▶ Stated problem: Copy the listing word for word, from its first line through the line with "slot-course: 英会話中級 <box>1910 396", keeping both of those lines.

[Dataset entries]
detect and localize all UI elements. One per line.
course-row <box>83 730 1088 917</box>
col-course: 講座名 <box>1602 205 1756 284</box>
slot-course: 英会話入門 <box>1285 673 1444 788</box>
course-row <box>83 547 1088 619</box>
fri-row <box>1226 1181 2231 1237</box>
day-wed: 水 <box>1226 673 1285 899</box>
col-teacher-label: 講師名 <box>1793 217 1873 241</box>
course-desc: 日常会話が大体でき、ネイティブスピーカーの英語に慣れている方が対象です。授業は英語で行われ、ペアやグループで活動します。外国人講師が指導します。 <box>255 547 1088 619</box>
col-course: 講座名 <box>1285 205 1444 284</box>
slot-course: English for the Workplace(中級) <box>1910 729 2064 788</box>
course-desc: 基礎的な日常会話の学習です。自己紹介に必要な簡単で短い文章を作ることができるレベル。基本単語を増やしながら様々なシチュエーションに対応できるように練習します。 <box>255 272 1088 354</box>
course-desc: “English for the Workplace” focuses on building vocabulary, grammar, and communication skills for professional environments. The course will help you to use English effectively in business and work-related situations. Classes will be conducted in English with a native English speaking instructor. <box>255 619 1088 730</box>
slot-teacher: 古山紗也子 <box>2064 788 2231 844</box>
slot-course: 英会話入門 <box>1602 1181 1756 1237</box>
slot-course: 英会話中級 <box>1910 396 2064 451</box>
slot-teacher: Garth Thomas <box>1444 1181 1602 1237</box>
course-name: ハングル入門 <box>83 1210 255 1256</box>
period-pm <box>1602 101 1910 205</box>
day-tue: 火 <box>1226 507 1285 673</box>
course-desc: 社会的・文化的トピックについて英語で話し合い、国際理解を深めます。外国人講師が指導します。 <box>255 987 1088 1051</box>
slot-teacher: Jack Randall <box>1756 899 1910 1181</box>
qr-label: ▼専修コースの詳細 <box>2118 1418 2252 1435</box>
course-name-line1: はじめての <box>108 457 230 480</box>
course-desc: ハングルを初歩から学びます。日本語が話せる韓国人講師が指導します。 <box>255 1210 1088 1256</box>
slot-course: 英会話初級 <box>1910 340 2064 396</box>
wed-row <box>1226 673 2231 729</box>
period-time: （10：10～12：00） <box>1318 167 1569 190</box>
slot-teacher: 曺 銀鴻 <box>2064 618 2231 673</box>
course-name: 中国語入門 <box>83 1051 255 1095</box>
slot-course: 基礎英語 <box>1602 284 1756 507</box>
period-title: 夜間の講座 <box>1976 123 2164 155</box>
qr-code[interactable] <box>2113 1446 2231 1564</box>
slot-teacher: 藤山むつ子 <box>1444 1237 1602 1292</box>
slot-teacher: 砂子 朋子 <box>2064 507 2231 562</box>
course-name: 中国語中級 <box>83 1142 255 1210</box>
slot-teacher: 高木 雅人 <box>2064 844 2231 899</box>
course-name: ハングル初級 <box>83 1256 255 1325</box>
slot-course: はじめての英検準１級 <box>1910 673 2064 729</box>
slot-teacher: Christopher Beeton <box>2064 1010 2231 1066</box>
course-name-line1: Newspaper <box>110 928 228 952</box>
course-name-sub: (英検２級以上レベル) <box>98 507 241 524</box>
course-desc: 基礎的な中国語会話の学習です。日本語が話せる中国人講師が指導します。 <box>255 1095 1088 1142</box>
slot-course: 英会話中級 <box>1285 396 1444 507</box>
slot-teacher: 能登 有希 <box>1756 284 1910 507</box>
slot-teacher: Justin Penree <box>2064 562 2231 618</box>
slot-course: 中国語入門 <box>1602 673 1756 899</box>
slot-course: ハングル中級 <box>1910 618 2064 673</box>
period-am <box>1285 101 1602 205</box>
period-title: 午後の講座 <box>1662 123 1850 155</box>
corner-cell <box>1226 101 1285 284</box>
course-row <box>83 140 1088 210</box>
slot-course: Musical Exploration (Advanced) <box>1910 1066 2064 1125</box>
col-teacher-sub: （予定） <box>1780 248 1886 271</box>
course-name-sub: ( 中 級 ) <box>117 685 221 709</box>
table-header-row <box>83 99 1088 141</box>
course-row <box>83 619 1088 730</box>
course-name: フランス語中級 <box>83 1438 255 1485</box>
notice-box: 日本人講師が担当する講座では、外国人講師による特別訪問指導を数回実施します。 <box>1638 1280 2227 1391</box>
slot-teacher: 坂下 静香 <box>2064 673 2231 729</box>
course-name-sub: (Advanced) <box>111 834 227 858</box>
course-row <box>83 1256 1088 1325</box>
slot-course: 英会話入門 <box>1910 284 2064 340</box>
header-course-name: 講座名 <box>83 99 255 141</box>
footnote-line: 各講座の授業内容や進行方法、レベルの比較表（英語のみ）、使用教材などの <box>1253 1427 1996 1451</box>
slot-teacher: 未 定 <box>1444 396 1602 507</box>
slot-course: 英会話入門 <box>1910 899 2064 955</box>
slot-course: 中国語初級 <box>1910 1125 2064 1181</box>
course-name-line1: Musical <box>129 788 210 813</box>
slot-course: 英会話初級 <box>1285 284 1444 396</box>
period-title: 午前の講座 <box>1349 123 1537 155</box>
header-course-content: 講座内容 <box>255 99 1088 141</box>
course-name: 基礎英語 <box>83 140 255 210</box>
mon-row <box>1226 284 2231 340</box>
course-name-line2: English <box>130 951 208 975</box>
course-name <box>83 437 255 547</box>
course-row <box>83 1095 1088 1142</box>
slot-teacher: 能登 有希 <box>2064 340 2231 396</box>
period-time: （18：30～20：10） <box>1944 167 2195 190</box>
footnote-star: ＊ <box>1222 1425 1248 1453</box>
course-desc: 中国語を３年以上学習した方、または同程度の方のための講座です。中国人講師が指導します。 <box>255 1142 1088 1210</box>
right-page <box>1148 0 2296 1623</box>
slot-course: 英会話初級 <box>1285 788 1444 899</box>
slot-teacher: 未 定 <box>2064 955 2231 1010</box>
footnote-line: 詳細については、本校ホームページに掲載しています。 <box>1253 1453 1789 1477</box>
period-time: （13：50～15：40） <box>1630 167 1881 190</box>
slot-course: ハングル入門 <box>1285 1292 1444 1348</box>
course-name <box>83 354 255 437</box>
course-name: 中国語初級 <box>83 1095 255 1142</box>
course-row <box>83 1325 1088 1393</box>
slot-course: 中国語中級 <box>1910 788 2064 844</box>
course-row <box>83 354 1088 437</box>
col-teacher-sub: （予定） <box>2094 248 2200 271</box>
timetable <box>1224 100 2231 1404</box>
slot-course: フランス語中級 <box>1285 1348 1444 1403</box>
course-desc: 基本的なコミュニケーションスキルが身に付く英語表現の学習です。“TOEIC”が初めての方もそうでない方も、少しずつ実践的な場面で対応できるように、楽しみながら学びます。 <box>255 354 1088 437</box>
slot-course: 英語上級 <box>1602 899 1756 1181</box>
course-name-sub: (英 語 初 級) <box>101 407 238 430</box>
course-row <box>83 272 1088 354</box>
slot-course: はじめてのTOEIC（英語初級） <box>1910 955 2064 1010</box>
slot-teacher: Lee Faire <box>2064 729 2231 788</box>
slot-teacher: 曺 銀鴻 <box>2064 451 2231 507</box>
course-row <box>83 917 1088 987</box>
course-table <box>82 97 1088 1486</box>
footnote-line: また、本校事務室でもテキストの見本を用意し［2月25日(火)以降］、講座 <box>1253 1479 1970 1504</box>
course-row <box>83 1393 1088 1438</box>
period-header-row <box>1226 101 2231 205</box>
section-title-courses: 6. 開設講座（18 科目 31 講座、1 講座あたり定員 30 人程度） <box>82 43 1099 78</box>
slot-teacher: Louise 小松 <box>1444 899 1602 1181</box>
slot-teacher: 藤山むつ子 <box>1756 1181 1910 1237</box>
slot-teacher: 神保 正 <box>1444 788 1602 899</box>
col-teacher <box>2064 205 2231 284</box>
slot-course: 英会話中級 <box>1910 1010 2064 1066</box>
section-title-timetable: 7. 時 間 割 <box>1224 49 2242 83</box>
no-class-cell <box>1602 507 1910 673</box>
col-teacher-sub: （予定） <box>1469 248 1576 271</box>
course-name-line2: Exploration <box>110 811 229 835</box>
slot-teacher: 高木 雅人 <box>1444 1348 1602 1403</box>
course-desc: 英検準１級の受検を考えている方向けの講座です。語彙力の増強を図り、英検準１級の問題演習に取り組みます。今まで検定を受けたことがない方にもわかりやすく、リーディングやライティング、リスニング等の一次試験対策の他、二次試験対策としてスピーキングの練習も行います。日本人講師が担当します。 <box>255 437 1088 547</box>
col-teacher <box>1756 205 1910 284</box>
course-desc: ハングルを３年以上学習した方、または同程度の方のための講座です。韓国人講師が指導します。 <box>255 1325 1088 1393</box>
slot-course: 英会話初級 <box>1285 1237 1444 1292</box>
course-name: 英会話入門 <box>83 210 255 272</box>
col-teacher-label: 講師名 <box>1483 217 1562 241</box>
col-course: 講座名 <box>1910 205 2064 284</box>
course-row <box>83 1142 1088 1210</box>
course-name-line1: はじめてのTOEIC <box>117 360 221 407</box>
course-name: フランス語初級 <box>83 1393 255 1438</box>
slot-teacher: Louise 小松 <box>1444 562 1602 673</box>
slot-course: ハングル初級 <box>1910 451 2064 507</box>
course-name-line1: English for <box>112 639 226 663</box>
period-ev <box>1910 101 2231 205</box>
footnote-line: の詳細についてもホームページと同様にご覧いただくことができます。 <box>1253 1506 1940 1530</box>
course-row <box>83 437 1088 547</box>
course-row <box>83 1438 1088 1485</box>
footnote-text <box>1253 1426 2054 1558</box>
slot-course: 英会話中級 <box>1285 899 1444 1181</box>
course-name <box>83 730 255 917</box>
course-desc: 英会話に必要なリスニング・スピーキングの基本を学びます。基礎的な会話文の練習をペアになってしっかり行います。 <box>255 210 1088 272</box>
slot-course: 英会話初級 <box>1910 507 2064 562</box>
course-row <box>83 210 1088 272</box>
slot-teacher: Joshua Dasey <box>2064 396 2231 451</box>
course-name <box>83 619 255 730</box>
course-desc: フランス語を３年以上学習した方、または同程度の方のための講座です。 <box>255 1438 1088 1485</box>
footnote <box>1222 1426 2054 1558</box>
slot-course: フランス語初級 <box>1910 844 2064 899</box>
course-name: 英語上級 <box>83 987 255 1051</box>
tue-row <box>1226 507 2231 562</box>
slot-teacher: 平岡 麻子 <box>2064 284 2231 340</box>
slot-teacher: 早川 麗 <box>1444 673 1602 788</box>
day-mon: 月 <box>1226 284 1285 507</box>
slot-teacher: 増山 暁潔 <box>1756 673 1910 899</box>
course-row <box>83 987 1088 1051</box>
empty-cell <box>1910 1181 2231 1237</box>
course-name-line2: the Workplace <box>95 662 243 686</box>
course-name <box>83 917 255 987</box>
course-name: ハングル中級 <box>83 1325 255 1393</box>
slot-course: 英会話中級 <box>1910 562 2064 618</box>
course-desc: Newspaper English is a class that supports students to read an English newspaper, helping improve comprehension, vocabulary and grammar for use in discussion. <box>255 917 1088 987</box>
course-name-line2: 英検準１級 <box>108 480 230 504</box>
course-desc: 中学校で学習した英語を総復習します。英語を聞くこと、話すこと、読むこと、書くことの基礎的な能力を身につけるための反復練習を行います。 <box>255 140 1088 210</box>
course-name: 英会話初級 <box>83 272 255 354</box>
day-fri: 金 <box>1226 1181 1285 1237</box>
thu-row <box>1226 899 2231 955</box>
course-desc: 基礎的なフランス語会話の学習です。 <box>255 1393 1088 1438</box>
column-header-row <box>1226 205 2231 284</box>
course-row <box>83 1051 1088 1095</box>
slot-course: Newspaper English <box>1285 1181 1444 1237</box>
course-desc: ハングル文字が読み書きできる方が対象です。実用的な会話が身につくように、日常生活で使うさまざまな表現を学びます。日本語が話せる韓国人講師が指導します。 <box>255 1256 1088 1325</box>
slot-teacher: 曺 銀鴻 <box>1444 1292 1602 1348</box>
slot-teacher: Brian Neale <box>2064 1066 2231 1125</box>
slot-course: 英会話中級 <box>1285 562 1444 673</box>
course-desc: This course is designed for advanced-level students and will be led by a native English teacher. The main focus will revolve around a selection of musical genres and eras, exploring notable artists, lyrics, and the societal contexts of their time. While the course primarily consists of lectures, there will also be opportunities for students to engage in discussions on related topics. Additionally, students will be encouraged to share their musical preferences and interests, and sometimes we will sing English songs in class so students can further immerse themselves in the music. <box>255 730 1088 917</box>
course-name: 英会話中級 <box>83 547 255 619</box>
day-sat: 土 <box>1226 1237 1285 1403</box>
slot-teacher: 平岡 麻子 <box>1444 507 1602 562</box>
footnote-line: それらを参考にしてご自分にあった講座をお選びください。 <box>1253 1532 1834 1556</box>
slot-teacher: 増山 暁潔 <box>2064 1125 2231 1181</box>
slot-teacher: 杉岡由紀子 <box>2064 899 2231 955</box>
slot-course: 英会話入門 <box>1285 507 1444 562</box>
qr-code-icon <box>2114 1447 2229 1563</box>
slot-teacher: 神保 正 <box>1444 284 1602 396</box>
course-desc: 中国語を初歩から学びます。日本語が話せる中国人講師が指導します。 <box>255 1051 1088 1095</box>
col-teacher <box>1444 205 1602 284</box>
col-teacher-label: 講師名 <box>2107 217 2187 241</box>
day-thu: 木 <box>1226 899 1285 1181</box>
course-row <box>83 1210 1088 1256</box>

▶ Complete answer:
detect and localize all UI elements. One per line.
course-row <box>83 730 1088 917</box>
col-course: 講座名 <box>1602 205 1756 284</box>
slot-course: 英会話入門 <box>1285 673 1444 788</box>
course-row <box>83 547 1088 619</box>
fri-row <box>1226 1181 2231 1237</box>
day-wed: 水 <box>1226 673 1285 899</box>
col-teacher-label: 講師名 <box>1793 217 1873 241</box>
course-desc: 日常会話が大体でき、ネイティブスピーカーの英語に慣れている方が対象です。授業は英語で行われ、ペアやグループで活動します。外国人講師が指導します。 <box>255 547 1088 619</box>
col-course: 講座名 <box>1285 205 1444 284</box>
slot-course: English for the Workplace(中級) <box>1910 729 2064 788</box>
course-desc: 基礎的な日常会話の学習です。自己紹介に必要な簡単で短い文章を作ることができるレベル。基本単語を増やしながら様々なシチュエーションに対応できるように練習します。 <box>255 272 1088 354</box>
course-desc: “English for the Workplace” focuses on building vocabulary, grammar, and communication skills for professional environments. The course will help you to use English effectively in business and work-related situations. Classes will be conducted in English with a native English speaking instructor. <box>255 619 1088 730</box>
slot-teacher: 古山紗也子 <box>2064 788 2231 844</box>
slot-course: 英会話入門 <box>1602 1181 1756 1237</box>
slot-course: 英会話中級 <box>1910 396 2064 451</box>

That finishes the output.